Post 500

Linus and Ava Helen Pauling.  Angeles National Forest, Thanksgiving Day, 1952.

Linus and Ava Helen Pauling. Angeles National Forest, Thanksgiving Day, 1952.

This is the five-hundredth post that we’ve published on the Pauling Blog, and in this season of thanksgiving we find ourselves in a grateful mood.  Five-hundred posts, surely at least a half-million words and, recently, our 500,000th view.  Great thanks to you, our readers, who continue to seek out and use this resource in steadily increasing measure.

To celebrate this milestone, we are publishing a few excerpts from one of our favorite Pauling manuscripts.  Titled “An Extraordinary Life: An Autobiographical Ramble,” the piece was written by Pauling for presentation to the Institute for the Humanities in Saledo, Texas, April 1989.  The text finds Pauling in an unusually reflective mood, speaking with serenity, at age 88, of a life spent dipping in and out of scientific disciplines in a most remarkable way.

Young Pauling, ca. 1910s.

Young Pauling, ca. 1910s.

[…] I am moderately smart. I estimate that there are 20,000 people in the United States who are smarter than I am, perhaps 15,000 women and 5,000 men. I reached this conclusion because a month after my wife and I got married, we had carried out some intelligence tests, and I discovered she was smarter than I, but we were already married. It was too late for me to do anything about it. Of course, I recognize that there are many physicists who are smarter than I am – theoretical physicists, most of them. There are a lot of smart people who have gone into theoretical physics, so there is a lot of competition there. I console myself with the thought that they may be smarter than I am and deeper thinkers than I am, but I have broader interests than they have. I don’t suppose that there is anybody else in the world who has a good background, knowledge of physics, mathematics, theoretical physics, and who knows a great deal about chemistry – the amount that I know.
□ □ □ □
> _YOUR ASSIGNMENT_:
Write out the part of the Pauling Blog post between "This is the" and "most remarkable way.", inclusive, with no changes.

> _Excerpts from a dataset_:
□ □ □ □
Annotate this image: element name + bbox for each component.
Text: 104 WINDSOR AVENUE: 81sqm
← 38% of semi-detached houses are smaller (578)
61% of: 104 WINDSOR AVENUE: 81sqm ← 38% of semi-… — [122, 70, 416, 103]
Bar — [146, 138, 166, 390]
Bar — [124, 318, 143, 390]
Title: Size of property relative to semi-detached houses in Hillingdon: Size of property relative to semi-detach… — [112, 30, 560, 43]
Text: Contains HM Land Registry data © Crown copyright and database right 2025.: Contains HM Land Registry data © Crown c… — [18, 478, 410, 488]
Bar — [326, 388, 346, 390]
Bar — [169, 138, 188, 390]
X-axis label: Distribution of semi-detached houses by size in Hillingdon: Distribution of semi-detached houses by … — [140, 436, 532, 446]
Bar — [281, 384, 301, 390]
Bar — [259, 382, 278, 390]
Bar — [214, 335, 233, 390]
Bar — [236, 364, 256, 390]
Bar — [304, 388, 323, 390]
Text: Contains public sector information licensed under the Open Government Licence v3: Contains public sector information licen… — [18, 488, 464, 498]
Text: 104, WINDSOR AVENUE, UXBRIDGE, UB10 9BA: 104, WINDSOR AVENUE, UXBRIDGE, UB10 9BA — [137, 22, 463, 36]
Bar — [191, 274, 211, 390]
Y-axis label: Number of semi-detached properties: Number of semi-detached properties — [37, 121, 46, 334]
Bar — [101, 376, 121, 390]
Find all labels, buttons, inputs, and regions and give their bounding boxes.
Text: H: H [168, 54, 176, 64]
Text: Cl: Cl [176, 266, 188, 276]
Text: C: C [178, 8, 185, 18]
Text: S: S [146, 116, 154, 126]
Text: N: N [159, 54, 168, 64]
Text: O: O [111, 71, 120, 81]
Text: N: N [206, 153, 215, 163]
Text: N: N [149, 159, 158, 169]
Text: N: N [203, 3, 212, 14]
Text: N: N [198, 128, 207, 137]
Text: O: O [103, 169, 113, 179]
□ □ □ □
> _RESPONSE TO THIS TASK_:
This is the five-hundredth post that we’ve published on the Pauling Blog, and in this season of thanksgiving we find ourselves in a grateful mood.  Five-hundred posts, surely at least a half-million words and, recently, our 500,000th view.  Great thanks to you, our readers, who continue to seek out and use this resource in steadily increasing measure.

To celebrate this milestone, we are publishing a few excerpts from one of our favorite Pauling manuscripts.  Titled “An Extraordinary Life: An Autobiographical Ramble,” the piece was written by Pauling for presentation to the Institute for the Humanities in Saledo, Texas, April 1989.  The text finds Pauling in an unusually reflective mood, speaking with serenity, at age 88, of a life spent dipping in and out of scientific disciplines in a most remarkable way.